++++ Data for the task

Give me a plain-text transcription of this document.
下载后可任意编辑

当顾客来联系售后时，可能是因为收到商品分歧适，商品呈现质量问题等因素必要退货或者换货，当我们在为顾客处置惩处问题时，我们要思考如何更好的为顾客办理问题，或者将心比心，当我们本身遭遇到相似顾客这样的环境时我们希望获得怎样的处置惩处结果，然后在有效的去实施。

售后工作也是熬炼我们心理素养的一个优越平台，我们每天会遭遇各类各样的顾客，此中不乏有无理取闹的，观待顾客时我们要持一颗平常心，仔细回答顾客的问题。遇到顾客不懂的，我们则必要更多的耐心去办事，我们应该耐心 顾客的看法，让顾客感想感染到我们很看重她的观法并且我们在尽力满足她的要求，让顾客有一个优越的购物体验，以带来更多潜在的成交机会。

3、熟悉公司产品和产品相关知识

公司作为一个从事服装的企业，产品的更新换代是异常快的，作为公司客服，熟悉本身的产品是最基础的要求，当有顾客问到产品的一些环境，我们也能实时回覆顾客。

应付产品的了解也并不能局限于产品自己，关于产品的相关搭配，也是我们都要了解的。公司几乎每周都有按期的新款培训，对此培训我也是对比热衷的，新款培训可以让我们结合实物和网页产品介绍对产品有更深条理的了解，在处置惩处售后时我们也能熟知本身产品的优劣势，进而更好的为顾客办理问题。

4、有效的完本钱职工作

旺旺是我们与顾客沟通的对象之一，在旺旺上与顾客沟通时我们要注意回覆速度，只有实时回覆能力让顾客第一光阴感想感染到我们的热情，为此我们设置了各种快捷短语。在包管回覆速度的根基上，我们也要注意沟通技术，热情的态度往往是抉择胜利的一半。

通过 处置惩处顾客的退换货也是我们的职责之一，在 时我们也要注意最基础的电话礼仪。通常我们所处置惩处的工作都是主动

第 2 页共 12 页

++++++++

■ Direction ■
Take the lines above and print them exactly.

■ Problem solution ■
Give me a plain-text transcription of this document.
下载后可任意编辑

当顾客来联系售后时，可能是因为收到商品分歧适，商品呈现质量问题等因素必要退货或者换货，当我们在为顾客处置惩处问题时，我们要思考如何更好的为顾客办理问题，或者将心比心，当我们本身遭遇到相似顾客这样的环境时我们希望获得怎样的处置惩处结果，然后在有效的去实施。

售后工作也是熬炼我们心理素养的一个优越平台，我们每天会遭遇各类各样的顾客，此中不乏有无理取闹的，观待顾客时我们要持一颗平常心，仔细回答顾客的问题。遇到顾客不懂的，我们则必要更多的耐心去办事，我们应该耐心 顾客的看法，让顾客感想感染到我们很看重她的观法并且我们在尽力满足她的要求，让顾客有一个优越的购物体验，以带来更多潜在的成交机会。

3、熟悉公司产品和产品相关知识

公司作为一个从事服装的企业，产品的更新换代是异常快的，作为公司客服，熟悉本身的产品是最基础的要求，当有顾客问到产品的一些环境，我们也能实时回覆顾客。

应付产品的了解也并不能局限于产品自己，关于产品的相关搭配，也是我们都要了解的。公司几乎每周都有按期的新款培训，对此培训我也是对比热衷的，新款培训可以让我们结合实物和网页产品介绍对产品有更深条理的了解，在处置惩处售后时我们也能熟知本身产品的优劣势，进而更好的为顾客办理问题。

4、有效的完本钱职工作

旺旺是我们与顾客沟通的对象之一，在旺旺上与顾客沟通时我们要注意回覆速度，只有实时回覆能力让顾客第一光阴感想感染到我们的热情，为此我们设置了各种快捷短语。在包管回覆速度的根基上，我们也要注意沟通技术，热情的态度往往是抉择胜利的一半。

通过 处置惩处顾客的退换货也是我们的职责之一，在 时我们也要注意最基础的电话礼仪。通常我们所处置惩处的工作都是主动

第 2 页共 12 页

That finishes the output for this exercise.